(Auflistungen umrahmter Layoutelemente)
=-=-=

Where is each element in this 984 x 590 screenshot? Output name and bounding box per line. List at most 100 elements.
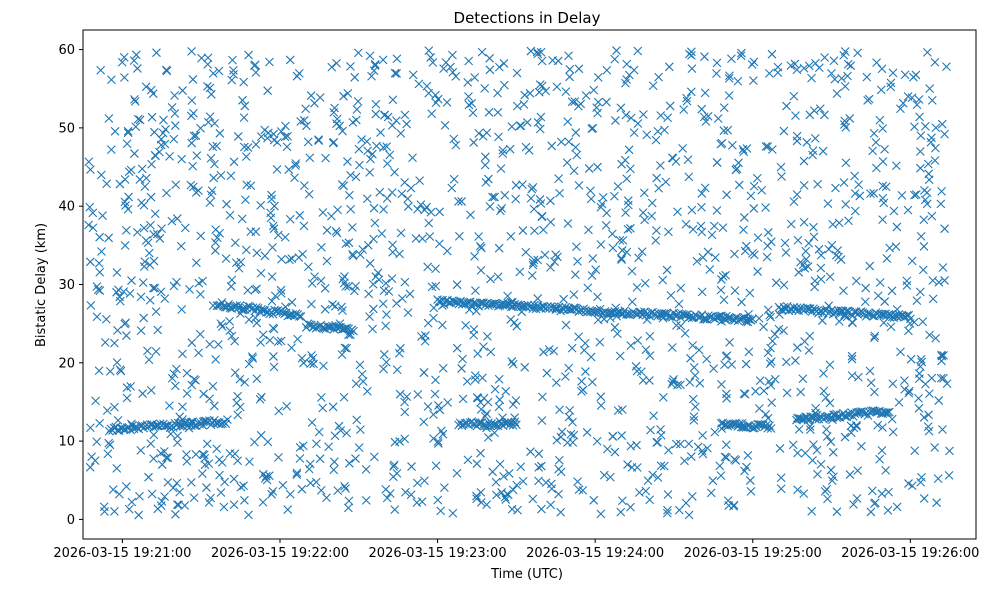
detection-marker bbox=[616, 507, 626, 517]
detection-marker bbox=[875, 115, 885, 125]
detection-marker bbox=[717, 138, 727, 148]
detection-marker bbox=[689, 412, 699, 421]
detection-marker bbox=[722, 190, 732, 200]
detection-marker bbox=[349, 326, 358, 336]
detection-marker bbox=[532, 47, 542, 57]
detection-marker bbox=[225, 449, 235, 458]
x-tick-label: 2026-03-15 19:23:00 bbox=[369, 546, 507, 561]
detection-marker bbox=[186, 180, 196, 190]
detection-marker bbox=[299, 358, 308, 368]
detection-marker bbox=[483, 433, 493, 442]
detection-marker bbox=[212, 444, 222, 454]
detection-marker bbox=[725, 71, 734, 81]
detection-marker bbox=[747, 60, 757, 69]
detection-marker bbox=[626, 441, 636, 451]
detection-marker bbox=[520, 90, 530, 100]
detection-marker bbox=[642, 130, 652, 140]
detection-marker bbox=[169, 369, 179, 379]
detection-marker bbox=[645, 351, 655, 360]
detection-marker bbox=[819, 368, 828, 378]
detection-marker bbox=[698, 449, 708, 459]
detection-marker bbox=[402, 392, 412, 401]
detection-marker bbox=[852, 493, 862, 503]
detection-marker bbox=[344, 190, 354, 200]
detection-marker bbox=[832, 413, 842, 423]
detection-marker bbox=[663, 113, 673, 123]
detection-marker bbox=[252, 374, 262, 384]
detection-marker bbox=[390, 167, 399, 177]
detection-marker bbox=[475, 241, 485, 251]
detection-marker bbox=[438, 363, 448, 373]
detection-marker bbox=[240, 495, 249, 505]
detection-marker bbox=[870, 331, 880, 341]
detection-marker bbox=[615, 351, 625, 361]
detection-marker bbox=[175, 487, 185, 497]
detection-marker bbox=[378, 299, 388, 309]
detection-marker bbox=[391, 116, 401, 126]
detection-marker bbox=[378, 143, 388, 152]
y-tick-label: 50 bbox=[58, 121, 75, 136]
detection-marker bbox=[171, 509, 180, 519]
detection-marker bbox=[230, 238, 240, 248]
detection-marker bbox=[223, 415, 232, 425]
detection-marker bbox=[733, 76, 743, 86]
detection-marker bbox=[358, 377, 368, 386]
detection-marker bbox=[867, 486, 877, 496]
detection-marker bbox=[295, 454, 305, 463]
detection-marker bbox=[883, 408, 893, 417]
detection-marker bbox=[133, 114, 143, 124]
x-axis-label: Time (UTC) bbox=[490, 567, 563, 582]
detection-marker bbox=[866, 378, 876, 388]
detection-marker bbox=[472, 459, 482, 469]
detection-marker bbox=[841, 158, 851, 168]
detection-marker bbox=[673, 380, 682, 390]
detection-marker bbox=[790, 59, 800, 69]
detection-marker bbox=[263, 86, 273, 96]
detection-marker bbox=[251, 313, 260, 323]
detection-marker bbox=[699, 314, 708, 324]
detection-marker bbox=[638, 375, 648, 385]
detection-marker bbox=[573, 477, 582, 487]
detection-marker bbox=[316, 485, 326, 495]
detection-marker bbox=[392, 54, 402, 64]
detection-marker bbox=[592, 436, 602, 446]
detection-marker bbox=[85, 423, 95, 433]
detection-marker bbox=[860, 297, 870, 307]
detection-marker bbox=[637, 247, 647, 257]
detection-marker bbox=[389, 460, 399, 470]
detection-marker bbox=[689, 415, 699, 425]
detection-marker bbox=[344, 458, 354, 468]
detection-marker bbox=[910, 446, 920, 456]
detection-marker bbox=[110, 126, 120, 136]
detection-marker bbox=[307, 351, 316, 360]
detection-marker bbox=[928, 294, 938, 304]
detection-marker bbox=[932, 498, 942, 508]
detection-marker bbox=[388, 472, 398, 482]
chart-title: Detections in Delay bbox=[454, 9, 601, 27]
detection-marker bbox=[641, 345, 651, 355]
detection-marker bbox=[904, 479, 913, 488]
detection-marker bbox=[827, 68, 836, 78]
detection-marker bbox=[546, 263, 555, 272]
detection-marker bbox=[145, 295, 155, 305]
detection-marker bbox=[529, 204, 539, 214]
detection-marker bbox=[105, 366, 115, 376]
detection-marker bbox=[186, 477, 196, 487]
detection-marker bbox=[426, 53, 436, 62]
detection-marker bbox=[165, 401, 174, 410]
detection-marker bbox=[812, 445, 822, 455]
detection-marker bbox=[250, 437, 259, 447]
detection-marker bbox=[392, 298, 401, 308]
detection-marker bbox=[588, 123, 598, 133]
detection-marker bbox=[472, 393, 482, 402]
detection-marker bbox=[724, 501, 734, 510]
detection-marker bbox=[484, 107, 494, 117]
detection-marker bbox=[276, 288, 286, 298]
detection-marker bbox=[182, 389, 192, 398]
detection-marker bbox=[103, 449, 113, 459]
detection-marker bbox=[369, 452, 379, 462]
detection-marker bbox=[882, 254, 892, 263]
detection-marker bbox=[241, 195, 250, 205]
detection-marker bbox=[220, 477, 230, 487]
detection-marker bbox=[318, 208, 328, 217]
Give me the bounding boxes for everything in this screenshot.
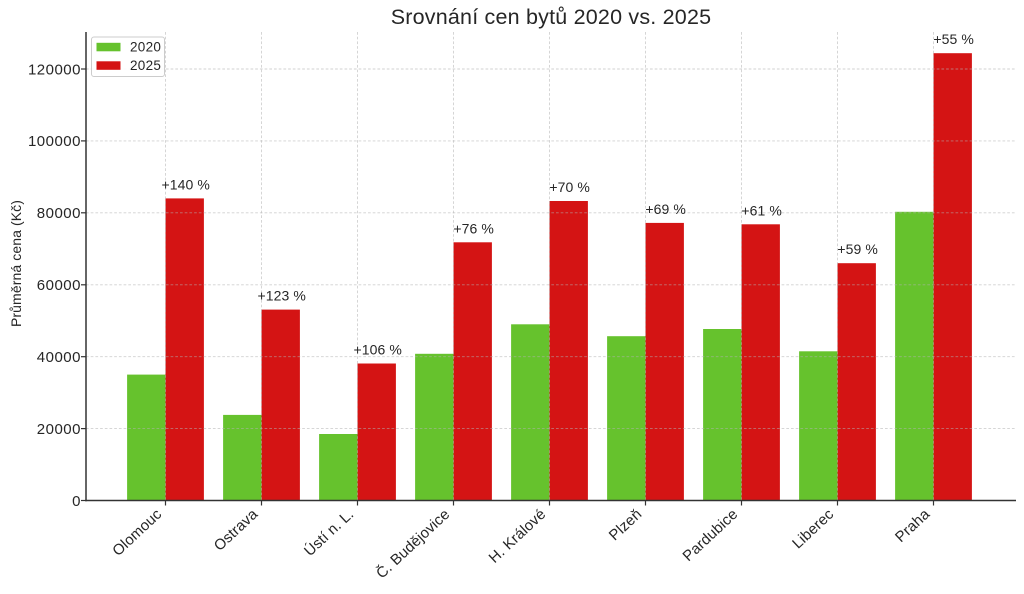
svg-text:2020: 2020 [130,40,161,55]
svg-text:+55 %: +55 % [933,31,974,47]
svg-text:2025: 2025 [130,58,161,73]
svg-text:+61 %: +61 % [741,202,782,218]
svg-text:+140 %: +140 % [161,176,209,192]
svg-text:100000: 100000 [28,133,81,150]
svg-text:+59 %: +59 % [837,241,878,257]
svg-text:80000: 80000 [37,205,81,222]
svg-text:+106 %: +106 % [353,342,401,358]
svg-text:+70 %: +70 % [549,179,590,195]
svg-text:40000: 40000 [37,349,81,366]
svg-text:Srovnání cen bytů 2020 vs. 202: Srovnání cen bytů 2020 vs. 2025 [391,5,712,29]
svg-text:+69 %: +69 % [645,201,686,217]
svg-text:+123 %: +123 % [257,288,305,304]
svg-text:0: 0 [72,493,81,510]
svg-text:+76 %: +76 % [453,220,494,236]
svg-text:Průměrná cena (Kč): Průměrná cena (Kč) [8,200,24,327]
svg-text:60000: 60000 [37,277,81,294]
svg-text:20000: 20000 [37,421,81,438]
svg-text:120000: 120000 [28,61,81,78]
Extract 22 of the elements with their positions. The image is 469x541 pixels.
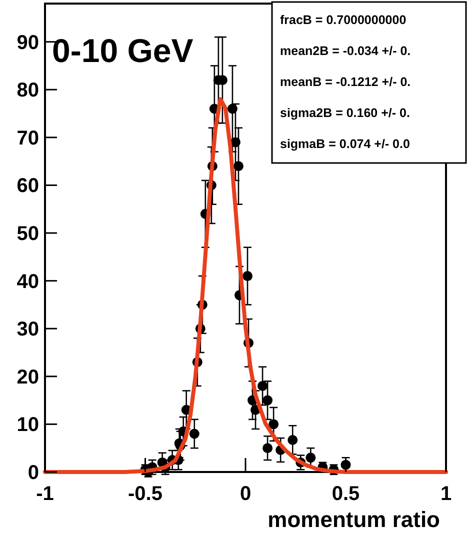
y-tick-label: 60 (16, 175, 39, 198)
annotation: fracB = 0.7000000000 (280, 13, 406, 27)
x-tick-label: -1 (36, 483, 54, 505)
y-tick-label: 70 (16, 127, 39, 150)
annotation: sigmaB = 0.074 +/- 0.0 (280, 137, 410, 151)
annotation: meanB = -0.1212 +/- 0. (280, 75, 411, 89)
y-tick-label: 0 (28, 462, 39, 484)
x-tick-label: 0.5 (332, 483, 360, 505)
text: 0-10 GeV (52, 32, 194, 69)
x-tick-label: 0 (240, 483, 252, 505)
y-tick-label: 50 (16, 223, 39, 246)
y-tick-label: 10 (16, 414, 39, 436)
x-tick-label: -0.5 (128, 483, 162, 505)
y-tick-label: 80 (16, 80, 39, 102)
y-tick-label: 90 (16, 32, 39, 54)
annotation: sigma2B = 0.160 +/- 0. (280, 106, 410, 120)
annotation: mean2B = -0.034 +/- 0. (280, 44, 411, 58)
y-tick-label: 40 (16, 270, 39, 293)
y-tick-label: 30 (16, 318, 39, 341)
x-axis-title: momentum ratio (268, 507, 440, 532)
y-tick-label: 20 (16, 366, 39, 388)
x-tick-label: 1 (440, 483, 452, 505)
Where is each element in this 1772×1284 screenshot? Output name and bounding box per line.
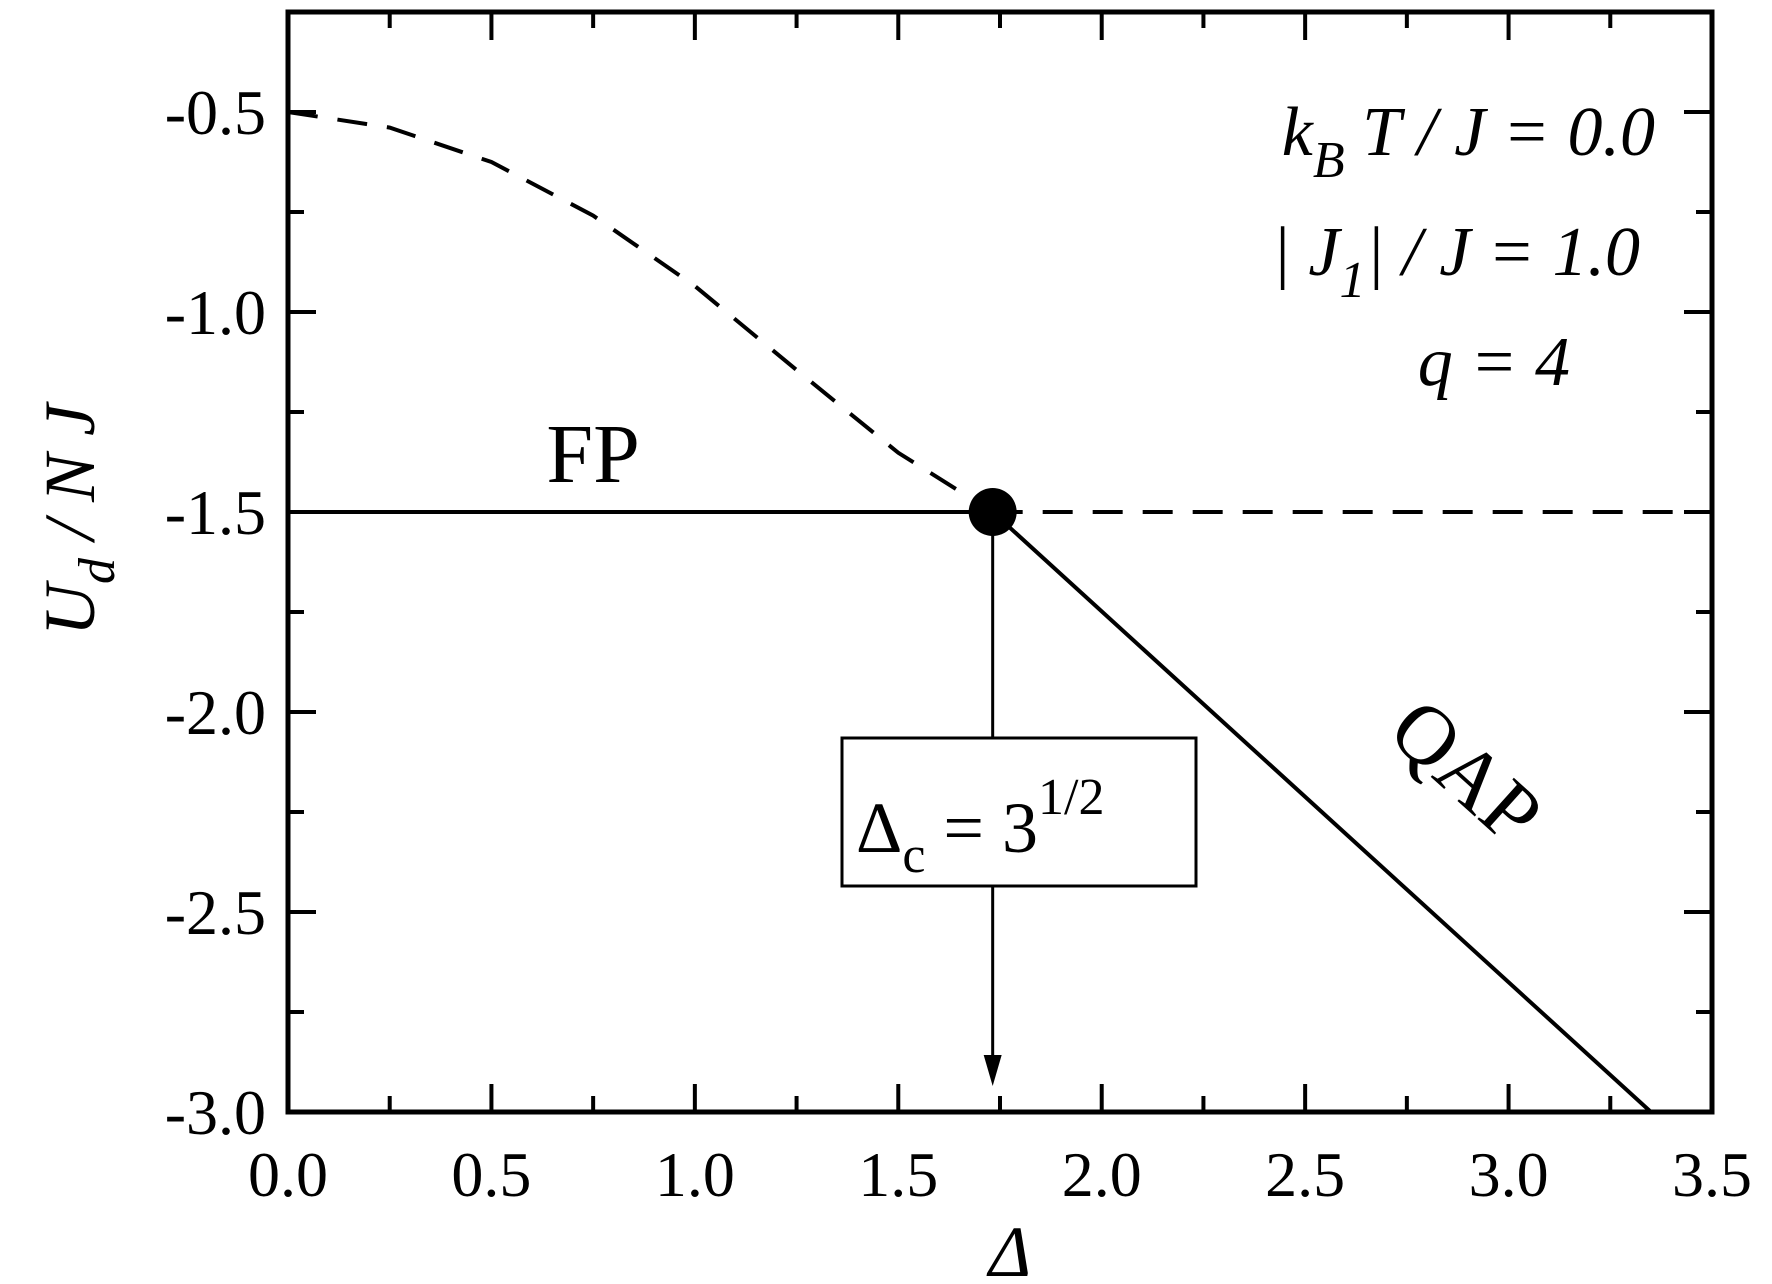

=-=-=

Zu erledigen:
Gib jede Zeile der Auflistung oben an, in der die Zeichenfolge „bounding“ vorkommt, und achte dabei auf Groß- und Kleinschreibung.

Lösung:
Where is each element in this 984 x 590 screenshot? Output name and bounding box per line. List at most 100 elements.
Give me the bounding boxes for everything in this screenshot.
Where is each element in this 1772×1284 screenshot? Output name and bounding box per line.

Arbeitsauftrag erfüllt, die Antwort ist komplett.